● **WHAT NEEDS TO BE DONE**: Of the lines in the entries below, state how many hold the word "JSON". Say nothing else.

● **LISTED RECORDS**:

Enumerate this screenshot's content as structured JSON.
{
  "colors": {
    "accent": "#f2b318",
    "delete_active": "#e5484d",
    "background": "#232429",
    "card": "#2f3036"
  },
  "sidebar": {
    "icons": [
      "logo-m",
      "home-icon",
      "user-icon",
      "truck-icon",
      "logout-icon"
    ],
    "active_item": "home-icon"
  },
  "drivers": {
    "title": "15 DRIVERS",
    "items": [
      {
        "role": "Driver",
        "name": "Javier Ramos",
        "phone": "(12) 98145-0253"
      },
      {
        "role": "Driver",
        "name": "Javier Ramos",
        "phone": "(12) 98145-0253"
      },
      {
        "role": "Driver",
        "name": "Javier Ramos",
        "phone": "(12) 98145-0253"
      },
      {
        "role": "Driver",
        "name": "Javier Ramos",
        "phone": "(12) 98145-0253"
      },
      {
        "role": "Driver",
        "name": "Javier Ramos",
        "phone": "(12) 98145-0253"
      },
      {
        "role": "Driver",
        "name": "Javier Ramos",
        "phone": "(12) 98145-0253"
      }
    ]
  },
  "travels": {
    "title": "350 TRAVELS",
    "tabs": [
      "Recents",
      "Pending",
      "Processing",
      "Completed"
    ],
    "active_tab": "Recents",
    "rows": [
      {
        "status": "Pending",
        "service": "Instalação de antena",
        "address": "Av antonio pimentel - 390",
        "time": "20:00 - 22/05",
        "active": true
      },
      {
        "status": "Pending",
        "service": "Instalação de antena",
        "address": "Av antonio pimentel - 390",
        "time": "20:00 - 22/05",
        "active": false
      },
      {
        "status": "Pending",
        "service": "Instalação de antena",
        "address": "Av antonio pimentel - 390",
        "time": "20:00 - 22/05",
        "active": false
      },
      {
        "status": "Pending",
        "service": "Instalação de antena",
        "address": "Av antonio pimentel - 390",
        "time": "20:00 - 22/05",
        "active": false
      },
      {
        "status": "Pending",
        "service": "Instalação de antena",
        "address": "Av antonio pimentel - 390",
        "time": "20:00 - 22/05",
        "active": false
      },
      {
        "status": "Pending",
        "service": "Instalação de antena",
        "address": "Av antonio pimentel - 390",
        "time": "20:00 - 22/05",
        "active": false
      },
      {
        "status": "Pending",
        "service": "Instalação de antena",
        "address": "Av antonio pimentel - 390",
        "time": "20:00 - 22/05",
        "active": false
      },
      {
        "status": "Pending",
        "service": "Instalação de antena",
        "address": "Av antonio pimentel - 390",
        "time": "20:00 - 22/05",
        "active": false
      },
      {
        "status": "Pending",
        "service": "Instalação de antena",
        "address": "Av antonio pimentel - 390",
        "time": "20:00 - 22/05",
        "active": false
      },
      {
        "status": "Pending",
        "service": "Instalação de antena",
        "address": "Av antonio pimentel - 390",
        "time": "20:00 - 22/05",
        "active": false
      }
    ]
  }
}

==

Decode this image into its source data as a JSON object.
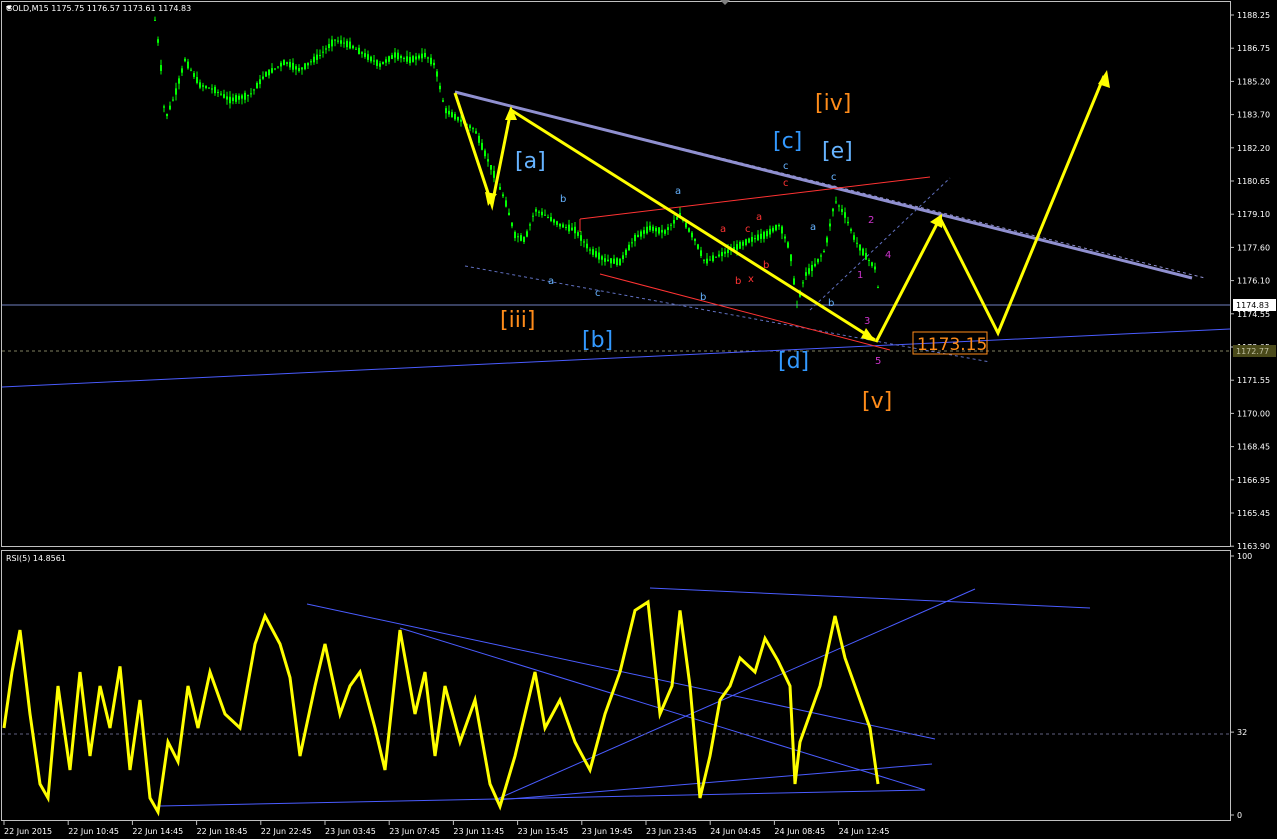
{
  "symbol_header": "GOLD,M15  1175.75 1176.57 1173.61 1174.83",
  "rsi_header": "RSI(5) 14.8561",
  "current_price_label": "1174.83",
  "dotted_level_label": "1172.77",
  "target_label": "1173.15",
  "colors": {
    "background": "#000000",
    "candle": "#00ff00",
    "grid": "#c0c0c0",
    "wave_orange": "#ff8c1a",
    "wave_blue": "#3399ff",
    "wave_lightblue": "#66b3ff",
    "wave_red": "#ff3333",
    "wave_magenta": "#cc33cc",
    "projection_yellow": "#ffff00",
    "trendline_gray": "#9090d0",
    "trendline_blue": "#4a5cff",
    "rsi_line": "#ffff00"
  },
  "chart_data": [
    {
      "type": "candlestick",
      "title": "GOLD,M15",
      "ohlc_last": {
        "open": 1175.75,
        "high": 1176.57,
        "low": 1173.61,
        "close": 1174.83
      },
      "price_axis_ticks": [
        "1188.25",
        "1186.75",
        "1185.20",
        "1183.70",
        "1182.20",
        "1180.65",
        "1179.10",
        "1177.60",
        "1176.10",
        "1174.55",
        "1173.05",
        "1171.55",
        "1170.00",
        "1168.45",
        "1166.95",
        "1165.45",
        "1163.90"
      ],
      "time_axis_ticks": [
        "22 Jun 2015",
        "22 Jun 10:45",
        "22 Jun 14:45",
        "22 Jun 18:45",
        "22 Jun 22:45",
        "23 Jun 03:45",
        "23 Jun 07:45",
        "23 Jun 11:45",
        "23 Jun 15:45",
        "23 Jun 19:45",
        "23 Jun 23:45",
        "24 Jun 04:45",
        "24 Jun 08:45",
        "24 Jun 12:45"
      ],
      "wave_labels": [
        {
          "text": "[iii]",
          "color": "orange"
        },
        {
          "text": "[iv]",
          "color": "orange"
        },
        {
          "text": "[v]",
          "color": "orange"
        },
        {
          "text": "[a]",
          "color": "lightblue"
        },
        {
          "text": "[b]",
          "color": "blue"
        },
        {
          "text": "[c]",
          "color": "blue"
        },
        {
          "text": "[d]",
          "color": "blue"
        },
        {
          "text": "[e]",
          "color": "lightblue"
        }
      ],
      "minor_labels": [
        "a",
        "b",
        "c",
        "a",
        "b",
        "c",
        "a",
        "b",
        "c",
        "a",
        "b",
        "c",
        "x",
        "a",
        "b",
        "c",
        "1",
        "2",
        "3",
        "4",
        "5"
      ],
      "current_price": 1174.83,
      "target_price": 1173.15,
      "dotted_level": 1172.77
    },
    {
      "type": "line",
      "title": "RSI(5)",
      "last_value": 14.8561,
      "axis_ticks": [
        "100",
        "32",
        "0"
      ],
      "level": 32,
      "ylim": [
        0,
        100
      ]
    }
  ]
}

● **ANSWER BELOW**: 2